- [What you are asked to do]
Your task is to copy every line of the entries that contains "Уплата".

* start Given data *

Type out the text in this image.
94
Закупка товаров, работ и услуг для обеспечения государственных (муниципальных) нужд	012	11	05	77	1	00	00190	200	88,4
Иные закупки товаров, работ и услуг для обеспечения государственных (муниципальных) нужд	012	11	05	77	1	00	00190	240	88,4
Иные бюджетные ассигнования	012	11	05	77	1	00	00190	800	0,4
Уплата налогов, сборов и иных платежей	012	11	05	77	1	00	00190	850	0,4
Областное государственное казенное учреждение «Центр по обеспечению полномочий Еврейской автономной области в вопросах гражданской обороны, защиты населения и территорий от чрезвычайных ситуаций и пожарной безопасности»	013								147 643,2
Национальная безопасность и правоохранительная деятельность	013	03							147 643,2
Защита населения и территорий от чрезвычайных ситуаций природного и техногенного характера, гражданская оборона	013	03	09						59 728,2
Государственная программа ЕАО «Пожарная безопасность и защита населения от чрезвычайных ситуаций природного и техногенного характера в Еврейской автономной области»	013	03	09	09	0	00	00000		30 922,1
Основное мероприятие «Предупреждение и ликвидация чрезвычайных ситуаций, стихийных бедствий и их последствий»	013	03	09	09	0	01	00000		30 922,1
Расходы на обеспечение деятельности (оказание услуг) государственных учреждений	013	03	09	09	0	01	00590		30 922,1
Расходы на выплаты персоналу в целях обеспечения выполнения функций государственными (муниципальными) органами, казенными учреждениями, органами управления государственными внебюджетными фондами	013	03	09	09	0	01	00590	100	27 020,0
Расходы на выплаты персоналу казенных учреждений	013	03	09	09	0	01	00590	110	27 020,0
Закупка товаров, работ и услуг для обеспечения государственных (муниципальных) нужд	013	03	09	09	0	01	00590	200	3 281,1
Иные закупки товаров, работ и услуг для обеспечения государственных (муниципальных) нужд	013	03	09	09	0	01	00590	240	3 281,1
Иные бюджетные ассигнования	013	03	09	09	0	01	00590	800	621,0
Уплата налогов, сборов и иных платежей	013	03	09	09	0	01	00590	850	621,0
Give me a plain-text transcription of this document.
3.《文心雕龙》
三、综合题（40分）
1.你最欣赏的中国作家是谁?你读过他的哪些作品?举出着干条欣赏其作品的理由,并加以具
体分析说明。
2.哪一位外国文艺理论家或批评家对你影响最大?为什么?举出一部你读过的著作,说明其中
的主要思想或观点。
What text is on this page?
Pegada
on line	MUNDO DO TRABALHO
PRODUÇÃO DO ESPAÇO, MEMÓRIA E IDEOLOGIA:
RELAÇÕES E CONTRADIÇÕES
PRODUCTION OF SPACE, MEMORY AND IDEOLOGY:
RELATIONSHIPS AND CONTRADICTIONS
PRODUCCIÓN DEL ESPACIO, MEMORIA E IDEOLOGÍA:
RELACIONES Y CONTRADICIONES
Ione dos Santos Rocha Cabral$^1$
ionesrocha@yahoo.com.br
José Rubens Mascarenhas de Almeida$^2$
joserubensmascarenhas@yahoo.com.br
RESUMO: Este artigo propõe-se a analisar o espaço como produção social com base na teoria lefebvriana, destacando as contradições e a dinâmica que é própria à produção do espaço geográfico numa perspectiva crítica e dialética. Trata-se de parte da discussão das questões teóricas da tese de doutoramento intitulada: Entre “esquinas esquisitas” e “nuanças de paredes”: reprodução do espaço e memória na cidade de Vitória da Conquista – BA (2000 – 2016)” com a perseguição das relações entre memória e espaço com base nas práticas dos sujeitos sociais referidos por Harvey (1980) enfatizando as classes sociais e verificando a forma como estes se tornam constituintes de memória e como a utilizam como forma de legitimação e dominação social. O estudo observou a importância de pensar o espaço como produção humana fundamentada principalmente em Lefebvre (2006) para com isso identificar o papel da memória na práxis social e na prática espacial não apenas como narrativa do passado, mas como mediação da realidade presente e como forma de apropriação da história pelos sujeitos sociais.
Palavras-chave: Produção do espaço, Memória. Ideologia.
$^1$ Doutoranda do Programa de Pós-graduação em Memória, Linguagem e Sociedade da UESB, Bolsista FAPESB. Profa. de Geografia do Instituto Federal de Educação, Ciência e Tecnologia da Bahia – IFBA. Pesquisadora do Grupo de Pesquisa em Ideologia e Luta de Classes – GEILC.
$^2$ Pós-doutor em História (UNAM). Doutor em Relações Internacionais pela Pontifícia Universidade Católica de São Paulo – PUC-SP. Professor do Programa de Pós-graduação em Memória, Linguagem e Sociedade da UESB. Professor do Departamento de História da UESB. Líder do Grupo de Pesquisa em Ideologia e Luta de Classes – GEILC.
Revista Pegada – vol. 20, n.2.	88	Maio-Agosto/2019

* end Given data *

- [Solution for this task]
Уплата налогов, сборов и иных платежей	012	11	05	77	1	00	00190	850	0,4
Уплата налогов, сборов и иных платежей	013	03	09	09	0	01	00590	850	621,0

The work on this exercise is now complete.